(Collected data)
-- BEGIN --

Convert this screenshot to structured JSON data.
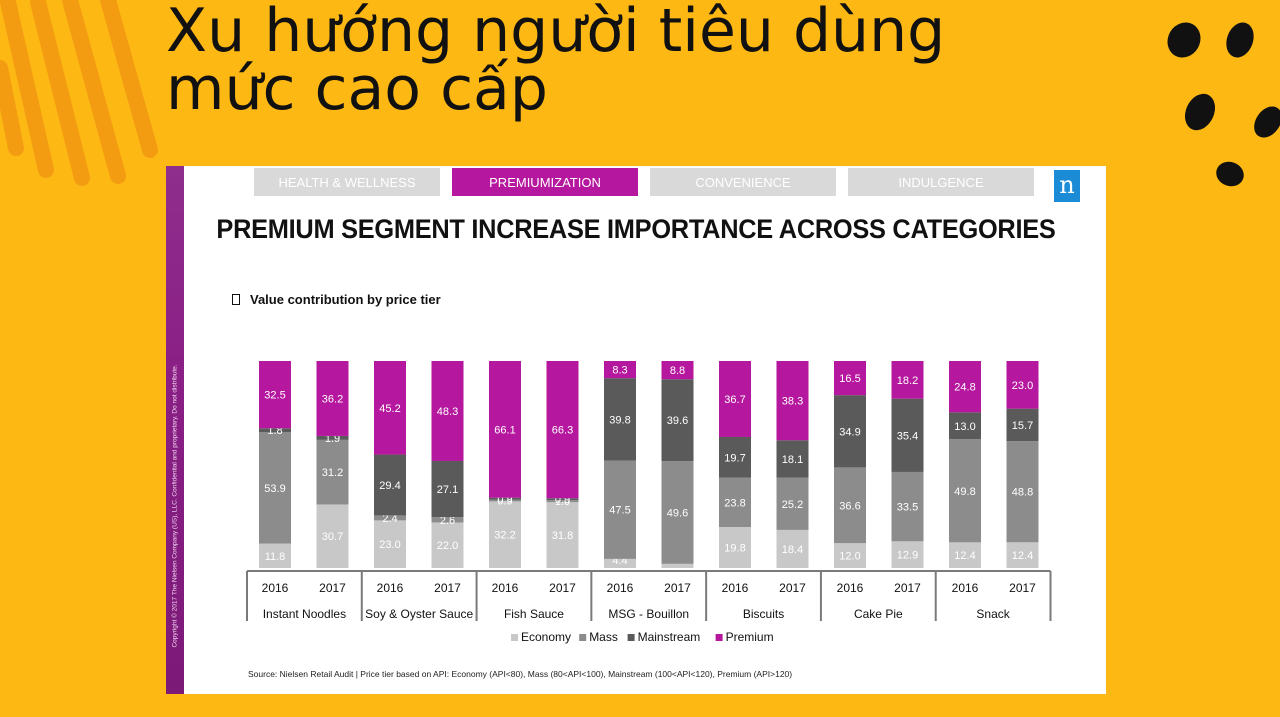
{
  "page": {
    "headline": [
      "Xu hướng người tiêu dùng",
      "mức cao cấp"
    ],
    "background": "#FDB813"
  },
  "slide": {
    "tabs": [
      {
        "label": "HEALTH & WELLNESS",
        "active": false
      },
      {
        "label": "PREMIUMIZATION",
        "active": true
      },
      {
        "label": "CONVENIENCE",
        "active": false
      },
      {
        "label": "INDULGENCE",
        "active": false
      }
    ],
    "logo": "n",
    "title": "PREMIUM SEGMENT INCREASE IMPORTANCE ACROSS CATEGORIES",
    "subtitle": "Value contribution by price tier",
    "side_text": "Copyright © 2017 The Nielsen Company (US), LLC. Confidential and proprietary. Do not distribute.",
    "source": "Source: Nielsen Retail Audit | Price tier based on API: Economy (API<80), Mass (80<API<100), Mainstream (100<API<120), Premium (API>120)"
  },
  "chart_data": {
    "type": "bar",
    "stacked": true,
    "normalized_percent": true,
    "title": "PREMIUM SEGMENT INCREASE IMPORTANCE ACROSS CATEGORIES",
    "subtitle": "Value contribution by price tier",
    "groups": [
      {
        "name": "Instant Noodles",
        "categories": [
          "2016",
          "2017"
        ]
      },
      {
        "name": "Soy & Oyster Sauce",
        "categories": [
          "2016",
          "2017"
        ]
      },
      {
        "name": "Fish Sauce",
        "categories": [
          "2016",
          "2017"
        ]
      },
      {
        "name": "MSG - Bouillon",
        "categories": [
          "2016",
          "2017"
        ]
      },
      {
        "name": "Biscuits",
        "categories": [
          "2016",
          "2017"
        ]
      },
      {
        "name": "Cake Pie",
        "categories": [
          "2016",
          "2017"
        ]
      },
      {
        "name": "Snack",
        "categories": [
          "2016",
          "2017"
        ]
      }
    ],
    "series": [
      {
        "name": "Economy",
        "color": "#c8c8c8",
        "label_color": "#ffffff",
        "values": [
          11.8,
          30.7,
          23.0,
          22.0,
          32.2,
          31.8,
          4.4,
          2.0,
          19.8,
          18.4,
          12.0,
          12.9,
          12.4,
          12.4
        ]
      },
      {
        "name": "Mass",
        "color": "#8c8c8c",
        "label_color": "#ffffff",
        "values": [
          53.9,
          31.2,
          2.4,
          2.6,
          0.9,
          1.0,
          47.5,
          49.6,
          23.8,
          25.2,
          36.6,
          33.5,
          49.8,
          48.8
        ]
      },
      {
        "name": "Mainstream",
        "color": "#5a5a5a",
        "label_color": "#ffffff",
        "values": [
          1.8,
          1.9,
          29.4,
          27.1,
          0.9,
          0.9,
          39.8,
          39.6,
          19.7,
          18.1,
          34.9,
          35.4,
          13.0,
          15.7
        ]
      },
      {
        "name": "Premium",
        "color": "#b5179e",
        "label_color": "#ffffff",
        "values": [
          32.5,
          36.2,
          45.2,
          48.3,
          66.1,
          66.3,
          8.3,
          8.8,
          36.7,
          38.3,
          16.5,
          18.2,
          24.8,
          23.0
        ]
      }
    ],
    "legend": {
      "position": "bottom-center",
      "order": [
        "Economy",
        "Mass",
        "Mainstream",
        "Premium"
      ]
    },
    "y_axis": {
      "visible": false,
      "ylim": [
        0,
        100
      ]
    },
    "grid": false
  }
}
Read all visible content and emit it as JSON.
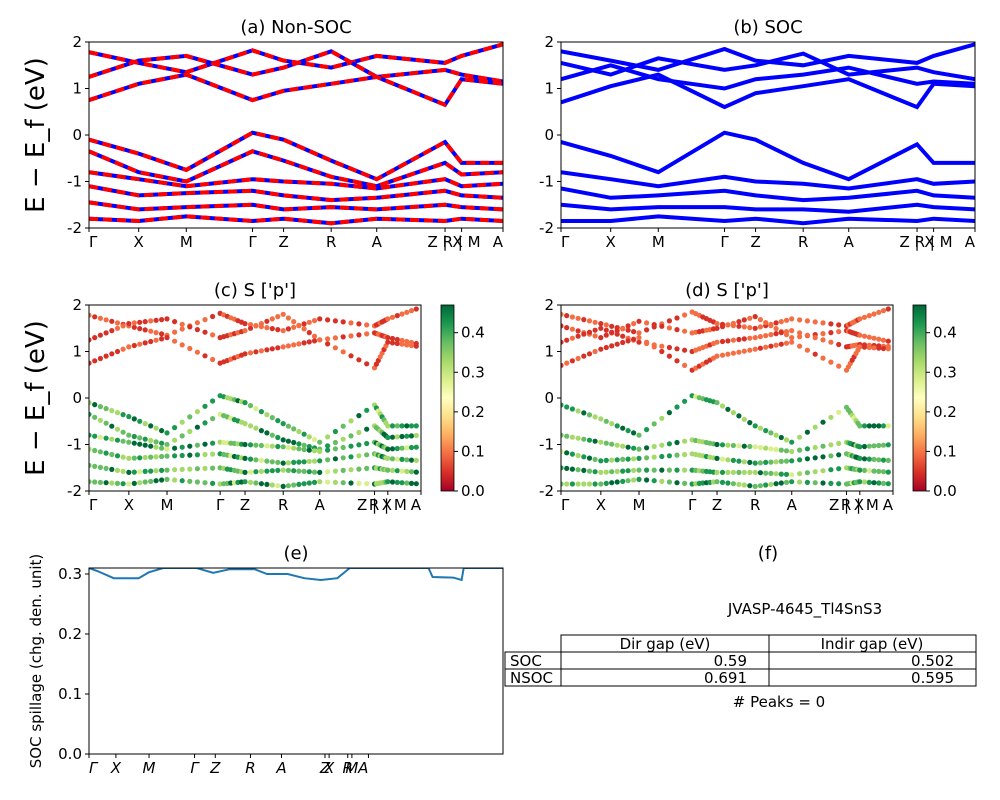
{
  "chart_data": [
    {
      "id": "a",
      "type": "line",
      "title": "(a) Non-SOC",
      "ylabel": "E − E_f (eV)",
      "ylim": [
        -2,
        2
      ],
      "yticks": [
        -2,
        -1,
        0,
        1,
        2
      ],
      "xticklabels": [
        "Γ",
        "X",
        "M",
        "Γ",
        "Z",
        "R",
        "A",
        "Z | X",
        "R | M",
        "A"
      ],
      "xtickpos": [
        0,
        0.12,
        0.235,
        0.395,
        0.47,
        0.585,
        0.695,
        0.86,
        0.9,
        1.0
      ],
      "series": [
        {
          "values": [
            [
              0,
              1.78
            ],
            [
              0.12,
              1.55
            ],
            [
              0.235,
              1.35
            ],
            [
              0.395,
              1.82
            ],
            [
              0.47,
              1.6
            ],
            [
              0.585,
              1.45
            ],
            [
              0.695,
              1.7
            ],
            [
              0.86,
              1.55
            ],
            [
              0.9,
              1.7
            ],
            [
              1.0,
              1.95
            ]
          ]
        },
        {
          "values": [
            [
              0,
              1.25
            ],
            [
              0.12,
              1.6
            ],
            [
              0.235,
              1.7
            ],
            [
              0.395,
              1.3
            ],
            [
              0.47,
              1.45
            ],
            [
              0.585,
              1.8
            ],
            [
              0.695,
              1.25
            ],
            [
              0.86,
              1.4
            ],
            [
              0.9,
              1.3
            ],
            [
              1.0,
              1.15
            ]
          ]
        },
        {
          "values": [
            [
              0,
              0.75
            ],
            [
              0.12,
              1.1
            ],
            [
              0.235,
              1.3
            ],
            [
              0.395,
              0.75
            ],
            [
              0.47,
              0.95
            ],
            [
              0.585,
              1.1
            ],
            [
              0.695,
              1.25
            ],
            [
              0.86,
              0.65
            ],
            [
              0.9,
              1.2
            ],
            [
              1.0,
              1.1
            ]
          ]
        },
        {
          "values": [
            [
              0,
              -0.1
            ],
            [
              0.12,
              -0.4
            ],
            [
              0.235,
              -0.75
            ],
            [
              0.395,
              0.05
            ],
            [
              0.47,
              -0.1
            ],
            [
              0.585,
              -0.55
            ],
            [
              0.695,
              -0.95
            ],
            [
              0.86,
              -0.15
            ],
            [
              0.9,
              -0.6
            ],
            [
              1.0,
              -0.6
            ]
          ]
        },
        {
          "values": [
            [
              0,
              -0.35
            ],
            [
              0.12,
              -0.8
            ],
            [
              0.235,
              -1.0
            ],
            [
              0.395,
              -0.35
            ],
            [
              0.47,
              -0.55
            ],
            [
              0.585,
              -0.9
            ],
            [
              0.695,
              -1.1
            ],
            [
              0.86,
              -0.6
            ],
            [
              0.9,
              -0.85
            ],
            [
              1.0,
              -0.8
            ]
          ]
        },
        {
          "values": [
            [
              0,
              -0.8
            ],
            [
              0.12,
              -0.95
            ],
            [
              0.235,
              -1.1
            ],
            [
              0.395,
              -0.95
            ],
            [
              0.47,
              -1.0
            ],
            [
              0.585,
              -1.05
            ],
            [
              0.695,
              -1.15
            ],
            [
              0.86,
              -0.95
            ],
            [
              0.9,
              -1.1
            ],
            [
              1.0,
              -1.05
            ]
          ]
        },
        {
          "values": [
            [
              0,
              -1.1
            ],
            [
              0.12,
              -1.3
            ],
            [
              0.235,
              -1.25
            ],
            [
              0.395,
              -1.2
            ],
            [
              0.47,
              -1.3
            ],
            [
              0.585,
              -1.4
            ],
            [
              0.695,
              -1.35
            ],
            [
              0.86,
              -1.2
            ],
            [
              0.9,
              -1.3
            ],
            [
              1.0,
              -1.35
            ]
          ]
        },
        {
          "values": [
            [
              0,
              -1.45
            ],
            [
              0.12,
              -1.6
            ],
            [
              0.235,
              -1.55
            ],
            [
              0.395,
              -1.5
            ],
            [
              0.47,
              -1.6
            ],
            [
              0.585,
              -1.55
            ],
            [
              0.695,
              -1.6
            ],
            [
              0.86,
              -1.5
            ],
            [
              0.9,
              -1.55
            ],
            [
              1.0,
              -1.6
            ]
          ]
        },
        {
          "values": [
            [
              0,
              -1.8
            ],
            [
              0.12,
              -1.85
            ],
            [
              0.235,
              -1.75
            ],
            [
              0.395,
              -1.85
            ],
            [
              0.47,
              -1.8
            ],
            [
              0.585,
              -1.9
            ],
            [
              0.695,
              -1.8
            ],
            [
              0.86,
              -1.85
            ],
            [
              0.9,
              -1.8
            ],
            [
              1.0,
              -1.85
            ]
          ]
        }
      ]
    },
    {
      "id": "b",
      "type": "line",
      "title": "(b) SOC",
      "ylim": [
        -2,
        2
      ],
      "yticks": [
        -2,
        -1,
        0,
        1,
        2
      ],
      "xticklabels": [
        "Γ",
        "X",
        "M",
        "Γ",
        "Z",
        "R",
        "A",
        "Z | X",
        "R | M",
        "A"
      ],
      "xtickpos": [
        0,
        0.12,
        0.235,
        0.395,
        0.47,
        0.585,
        0.695,
        0.86,
        0.9,
        1.0
      ],
      "series": [
        {
          "values": [
            [
              0,
              1.8
            ],
            [
              0.12,
              1.6
            ],
            [
              0.235,
              1.4
            ],
            [
              0.395,
              1.85
            ],
            [
              0.47,
              1.6
            ],
            [
              0.585,
              1.5
            ],
            [
              0.695,
              1.7
            ],
            [
              0.86,
              1.55
            ],
            [
              0.9,
              1.7
            ],
            [
              1.0,
              1.95
            ]
          ]
        },
        {
          "values": [
            [
              0,
              1.55
            ],
            [
              0.12,
              1.3
            ],
            [
              0.235,
              1.65
            ],
            [
              0.395,
              1.4
            ],
            [
              0.47,
              1.5
            ],
            [
              0.585,
              1.75
            ],
            [
              0.695,
              1.3
            ],
            [
              0.86,
              1.45
            ],
            [
              0.9,
              1.35
            ],
            [
              1.0,
              1.2
            ]
          ]
        },
        {
          "values": [
            [
              0,
              1.2
            ],
            [
              0.12,
              1.5
            ],
            [
              0.235,
              1.2
            ],
            [
              0.395,
              1.0
            ],
            [
              0.47,
              1.2
            ],
            [
              0.585,
              1.3
            ],
            [
              0.695,
              1.45
            ],
            [
              0.86,
              1.1
            ],
            [
              0.9,
              1.15
            ],
            [
              1.0,
              1.1
            ]
          ]
        },
        {
          "values": [
            [
              0,
              0.7
            ],
            [
              0.12,
              1.05
            ],
            [
              0.235,
              1.3
            ],
            [
              0.395,
              0.6
            ],
            [
              0.47,
              0.9
            ],
            [
              0.585,
              1.05
            ],
            [
              0.695,
              1.2
            ],
            [
              0.86,
              0.6
            ],
            [
              0.9,
              1.1
            ],
            [
              1.0,
              1.05
            ]
          ]
        },
        {
          "values": [
            [
              0,
              -0.15
            ],
            [
              0.12,
              -0.45
            ],
            [
              0.235,
              -0.8
            ],
            [
              0.395,
              0.05
            ],
            [
              0.47,
              -0.1
            ],
            [
              0.585,
              -0.6
            ],
            [
              0.695,
              -0.95
            ],
            [
              0.86,
              -0.2
            ],
            [
              0.9,
              -0.6
            ],
            [
              1.0,
              -0.6
            ]
          ]
        },
        {
          "values": [
            [
              0,
              -0.8
            ],
            [
              0.12,
              -0.95
            ],
            [
              0.235,
              -1.1
            ],
            [
              0.395,
              -0.9
            ],
            [
              0.47,
              -1.0
            ],
            [
              0.585,
              -1.05
            ],
            [
              0.695,
              -1.15
            ],
            [
              0.86,
              -0.95
            ],
            [
              0.9,
              -1.05
            ],
            [
              1.0,
              -1.0
            ]
          ]
        },
        {
          "values": [
            [
              0,
              -1.15
            ],
            [
              0.12,
              -1.35
            ],
            [
              0.235,
              -1.3
            ],
            [
              0.395,
              -1.2
            ],
            [
              0.47,
              -1.3
            ],
            [
              0.585,
              -1.4
            ],
            [
              0.695,
              -1.35
            ],
            [
              0.86,
              -1.2
            ],
            [
              0.9,
              -1.3
            ],
            [
              1.0,
              -1.35
            ]
          ]
        },
        {
          "values": [
            [
              0,
              -1.5
            ],
            [
              0.12,
              -1.6
            ],
            [
              0.235,
              -1.55
            ],
            [
              0.395,
              -1.55
            ],
            [
              0.47,
              -1.6
            ],
            [
              0.585,
              -1.6
            ],
            [
              0.695,
              -1.65
            ],
            [
              0.86,
              -1.5
            ],
            [
              0.9,
              -1.55
            ],
            [
              1.0,
              -1.6
            ]
          ]
        },
        {
          "values": [
            [
              0,
              -1.85
            ],
            [
              0.12,
              -1.85
            ],
            [
              0.235,
              -1.75
            ],
            [
              0.395,
              -1.85
            ],
            [
              0.47,
              -1.8
            ],
            [
              0.585,
              -1.9
            ],
            [
              0.695,
              -1.8
            ],
            [
              0.86,
              -1.85
            ],
            [
              0.9,
              -1.8
            ],
            [
              1.0,
              -1.85
            ]
          ]
        }
      ]
    },
    {
      "id": "c",
      "type": "scatter",
      "title": "(c)  S ['p']",
      "ylabel": "E − E_f (eV)",
      "ylim": [
        -2,
        2
      ],
      "yticks": [
        -2,
        -1,
        0,
        1,
        2
      ],
      "xticklabels": [
        "Γ",
        "X",
        "M",
        "Γ",
        "Z",
        "R",
        "A",
        "Z | X",
        "R | M",
        "A"
      ],
      "xtickpos": [
        0,
        0.12,
        0.235,
        0.395,
        0.47,
        0.585,
        0.695,
        0.86,
        0.9,
        1.0
      ],
      "colorbar": {
        "min": 0.0,
        "max": 0.47,
        "ticks": [
          "0.0",
          "0.1",
          "0.2",
          "0.3",
          "0.4"
        ]
      }
    },
    {
      "id": "d",
      "type": "scatter",
      "title": "(d) S ['p']",
      "ylim": [
        -2,
        2
      ],
      "yticks": [
        -2,
        -1,
        0,
        1,
        2
      ],
      "xticklabels": [
        "Γ",
        "X",
        "M",
        "Γ",
        "Z",
        "R",
        "A",
        "Z | X",
        "R | M",
        "A"
      ],
      "xtickpos": [
        0,
        0.12,
        0.235,
        0.395,
        0.47,
        0.585,
        0.695,
        0.86,
        0.9,
        1.0
      ],
      "colorbar": {
        "min": 0.0,
        "max": 0.47,
        "ticks": [
          "0.0",
          "0.1",
          "0.2",
          "0.3",
          "0.4"
        ]
      }
    },
    {
      "id": "e",
      "type": "line",
      "title": "(e)",
      "ylabel": "SOC spillage (chg. den. unit)",
      "ylim": [
        0,
        0.31
      ],
      "yticks": [
        "0.0",
        "0.1",
        "0.2",
        "0.3"
      ],
      "xticklabels": [
        "Γ",
        "X",
        "M",
        "Γ",
        "Z",
        "R",
        "A",
        "Z",
        "X",
        "R",
        "M",
        "A"
      ],
      "xtickpos": [
        0,
        0.065,
        0.145,
        0.255,
        0.305,
        0.39,
        0.465,
        0.57,
        0.58,
        0.625,
        0.635,
        0.675
      ],
      "series": [
        {
          "values": [
            [
              0,
              0.31
            ],
            [
              0.02,
              0.305
            ],
            [
              0.06,
              0.293
            ],
            [
              0.12,
              0.293
            ],
            [
              0.145,
              0.303
            ],
            [
              0.18,
              0.31
            ],
            [
              0.26,
              0.31
            ],
            [
              0.3,
              0.302
            ],
            [
              0.34,
              0.308
            ],
            [
              0.4,
              0.308
            ],
            [
              0.43,
              0.3
            ],
            [
              0.48,
              0.3
            ],
            [
              0.52,
              0.293
            ],
            [
              0.56,
              0.29
            ],
            [
              0.6,
              0.293
            ],
            [
              0.63,
              0.31
            ],
            [
              0.7,
              0.31
            ],
            [
              0.76,
              0.31
            ],
            [
              0.82,
              0.31
            ],
            [
              0.83,
              0.295
            ],
            [
              0.88,
              0.294
            ],
            [
              0.9,
              0.29
            ],
            [
              0.905,
              0.31
            ],
            [
              1.0,
              0.31
            ]
          ]
        }
      ]
    }
  ],
  "panel_f": {
    "title": "(f)",
    "material": "JVASP-4645_Tl4SnS3",
    "columns": [
      "Dir gap (eV)",
      "Indir gap (eV)"
    ],
    "rows": [
      {
        "label": "SOC",
        "dir": "0.59",
        "indir": "0.502"
      },
      {
        "label": "NSOC",
        "dir": "0.691",
        "indir": "0.595"
      }
    ],
    "peaks": "# Peaks = 0"
  },
  "colors": {
    "red": "#ff0000",
    "blue": "#0000ff",
    "line": "#1f77b4"
  }
}
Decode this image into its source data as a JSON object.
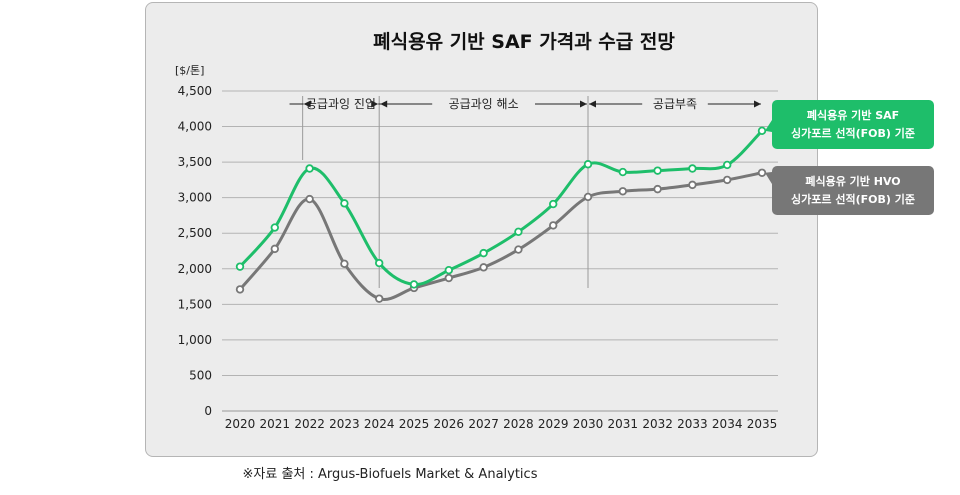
{
  "source": "※자료 출처 : Argus-Biofuels Market & Analytics",
  "colors": {
    "saf": "#1ebe6a",
    "hvo": "#777777",
    "panel": "#ececec"
  },
  "chart_data": {
    "type": "line",
    "title": "폐식용유 기반 SAF 가격과 수급 전망",
    "unit_label": "[$/톤]",
    "ylim": [
      0,
      4500
    ],
    "yticks": [
      "0",
      "500",
      "1,000",
      "1,500",
      "2,000",
      "2,500",
      "3,000",
      "3,500",
      "4,000",
      "4,500"
    ],
    "grid": true,
    "x": [
      "2020",
      "2021",
      "2022",
      "2023",
      "2024",
      "2025",
      "2026",
      "2027",
      "2028",
      "2029",
      "2030",
      "2031",
      "2032",
      "2033",
      "2034",
      "2035"
    ],
    "series": [
      {
        "name": "폐식용유 기반 SAF 싱가포르 선적(FOB) 기준",
        "label_lines": [
          "폐식용유 기반 SAF",
          "싱가포르 선적(FOB) 기준"
        ],
        "color": "#1ebe6a",
        "values": [
          2030,
          2580,
          3410,
          2920,
          2080,
          1780,
          1980,
          2220,
          2520,
          2910,
          3470,
          3360,
          3380,
          3410,
          3460,
          3940
        ]
      },
      {
        "name": "폐식용유 기반 HVO 싱가포르 선적(FOB) 기준",
        "label_lines": [
          "폐식용유 기반 HVO",
          "싱가포르 선적(FOB) 기준"
        ],
        "color": "#777777",
        "values": [
          1710,
          2280,
          2980,
          2070,
          1580,
          1730,
          1870,
          2020,
          2270,
          2610,
          3010,
          3090,
          3120,
          3180,
          3250,
          3350
        ]
      }
    ],
    "periods": [
      {
        "label": "공급과잉 진입",
        "from": "2021.8",
        "to": "2024"
      },
      {
        "label": "공급과잉 해소",
        "from": "2024",
        "to": "2030"
      },
      {
        "label": "공급부족",
        "from": "2030",
        "to": "2035"
      }
    ]
  }
}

-- END --

SHORT TASK
Read the data above and pull out each line that holds the string "visible".

EXERCISE SOLUTION
      "visible": false,
Read all visible content and emit it as JSON.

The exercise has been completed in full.